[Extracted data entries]

════

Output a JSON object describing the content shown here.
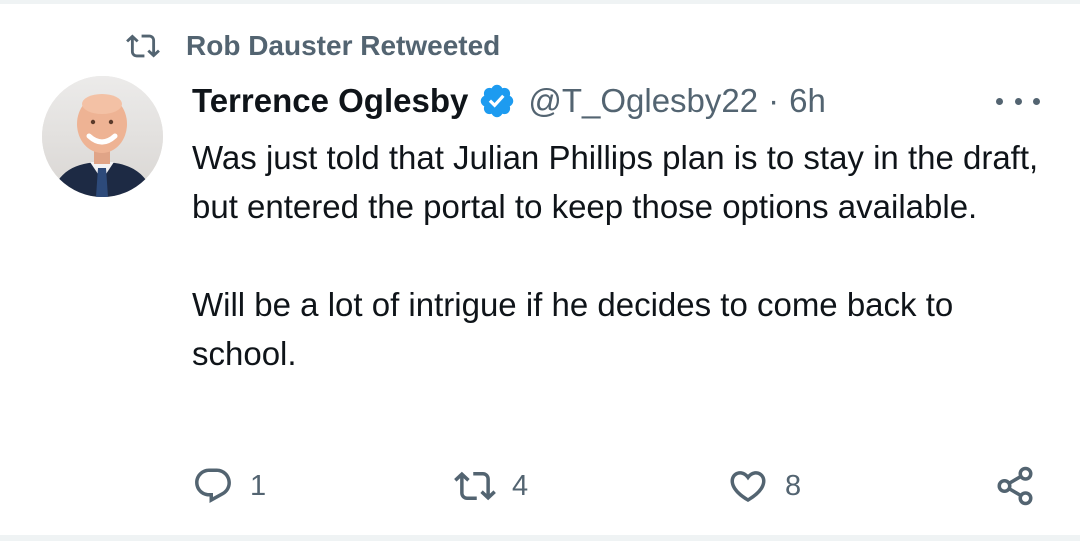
{
  "retweet_context": {
    "label": "Rob Dauster Retweeted",
    "icon": "retweet-icon"
  },
  "tweet": {
    "author_name": "Terrence Oglesby",
    "verified": true,
    "handle": "@T_Oglesby22",
    "separator": "·",
    "time": "6h",
    "paragraphs": [
      "Was just told that Julian Phillips plan is to stay in the draft, but entered the portal to keep those options available.",
      "Will be a lot of intrigue if he decides to come back to school."
    ]
  },
  "actions": {
    "reply_count": "1",
    "retweet_count": "4",
    "like_count": "8"
  },
  "colors": {
    "text": "#0f1419",
    "secondary": "#536471",
    "verified": "#1d9bf0"
  }
}
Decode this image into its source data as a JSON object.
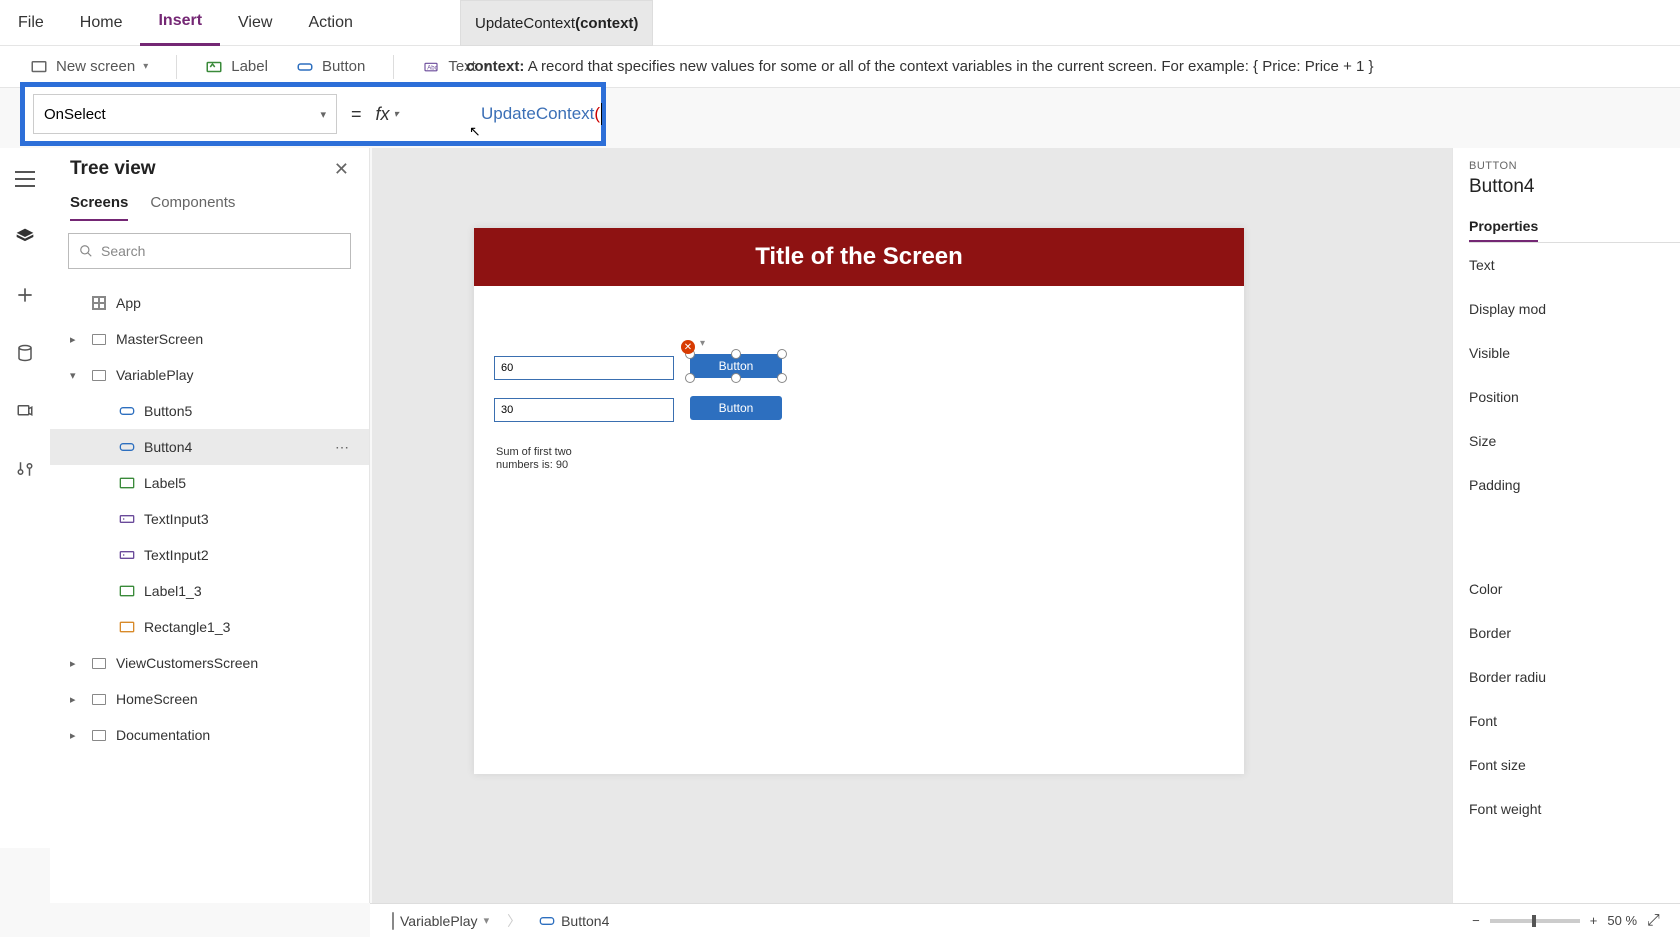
{
  "menu": {
    "file": "File",
    "home": "Home",
    "insert": "Insert",
    "view": "View",
    "action": "Action"
  },
  "intellisense": {
    "fn": "UpdateContext",
    "param": "context"
  },
  "ribbon": {
    "newscreen": "New screen",
    "label": "Label",
    "button": "Button",
    "text": "Text"
  },
  "hint": {
    "label": "context:",
    "desc": "A record that specifies new values for some or all of the context variables in the current screen. For example: { Price: Price + 1 }"
  },
  "formula": {
    "property": "OnSelect",
    "equals": "=",
    "fx": "fx",
    "fn": "UpdateContext",
    "paren": "("
  },
  "treeview": {
    "title": "Tree view",
    "tabs": {
      "screens": "Screens",
      "components": "Components"
    },
    "search_placeholder": "Search",
    "nodes": {
      "app": "App",
      "master": "MasterScreen",
      "varplay": "VariablePlay",
      "button5": "Button5",
      "button4": "Button4",
      "label5": "Label5",
      "textinput3": "TextInput3",
      "textinput2": "TextInput2",
      "label1_3": "Label1_3",
      "rectangle1_3": "Rectangle1_3",
      "viewcust": "ViewCustomersScreen",
      "homescreen": "HomeScreen",
      "documentation": "Documentation"
    }
  },
  "canvas": {
    "title": "Title of the Screen",
    "input1": "60",
    "input2": "30",
    "button1": "Button",
    "button2": "Button",
    "sumtext1": "Sum of first two",
    "sumtext2": "numbers is: 90"
  },
  "props": {
    "kind": "BUTTON",
    "name": "Button4",
    "tab": "Properties",
    "rows": {
      "text": "Text",
      "displaymode": "Display mod",
      "visible": "Visible",
      "position": "Position",
      "size": "Size",
      "padding": "Padding",
      "color": "Color",
      "border": "Border",
      "borderradius": "Border radiu",
      "font": "Font",
      "fontsize": "Font size",
      "fontweight": "Font weight"
    }
  },
  "status": {
    "screen": "VariablePlay",
    "control": "Button4"
  },
  "zoom": {
    "percent": "50",
    "unit": "%"
  }
}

════

=== What to work on ===
Reproduce all of the entries word for word, skipping any pictures they hold.

=== Final answer ===
Output a JSON object describing the content shown here.
{
  "retweet_context": {
    "label": "Rob Dauster Retweeted",
    "icon": "retweet-icon"
  },
  "tweet": {
    "author_name": "Terrence Oglesby",
    "verified": true,
    "handle": "@T_Oglesby22",
    "separator": "·",
    "time": "6h",
    "paragraphs": [
      "Was just told that Julian Phillips plan is to stay in the draft, but entered the portal to keep those options available.",
      "Will be a lot of intrigue if he decides to come back to school."
    ]
  },
  "actions": {
    "reply_count": "1",
    "retweet_count": "4",
    "like_count": "8"
  },
  "colors": {
    "text": "#0f1419",
    "secondary": "#536471",
    "verified": "#1d9bf0"
  }
}
Decode this image into its source data as a JSON object.
{
  "menu": {
    "file": "File",
    "home": "Home",
    "insert": "Insert",
    "view": "View",
    "action": "Action"
  },
  "intellisense": {
    "fn": "UpdateContext",
    "param": "context"
  },
  "ribbon": {
    "newscreen": "New screen",
    "label": "Label",
    "button": "Button",
    "text": "Text"
  },
  "hint": {
    "label": "context:",
    "desc": "A record that specifies new values for some or all of the context variables in the current screen. For example: { Price: Price + 1 }"
  },
  "formula": {
    "property": "OnSelect",
    "equals": "=",
    "fx": "fx",
    "fn": "UpdateContext",
    "paren": "("
  },
  "treeview": {
    "title": "Tree view",
    "tabs": {
      "screens": "Screens",
      "components": "Components"
    },
    "search_placeholder": "Search",
    "nodes": {
      "app": "App",
      "master": "MasterScreen",
      "varplay": "VariablePlay",
      "button5": "Button5",
      "button4": "Button4",
      "label5": "Label5",
      "textinput3": "TextInput3",
      "textinput2": "TextInput2",
      "label1_3": "Label1_3",
      "rectangle1_3": "Rectangle1_3",
      "viewcust": "ViewCustomersScreen",
      "homescreen": "HomeScreen",
      "documentation": "Documentation"
    }
  },
  "canvas": {
    "title": "Title of the Screen",
    "input1": "60",
    "input2": "30",
    "button1": "Button",
    "button2": "Button",
    "sumtext1": "Sum of first two",
    "sumtext2": "numbers is: 90"
  },
  "props": {
    "kind": "BUTTON",
    "name": "Button4",
    "tab": "Properties",
    "rows": {
      "text": "Text",
      "displaymode": "Display mod",
      "visible": "Visible",
      "position": "Position",
      "size": "Size",
      "padding": "Padding",
      "color": "Color",
      "border": "Border",
      "borderradius": "Border radiu",
      "font": "Font",
      "fontsize": "Font size",
      "fontweight": "Font weight"
    }
  },
  "status": {
    "screen": "VariablePlay",
    "control": "Button4"
  },
  "zoom": {
    "percent": "50",
    "unit": "%"
  }
}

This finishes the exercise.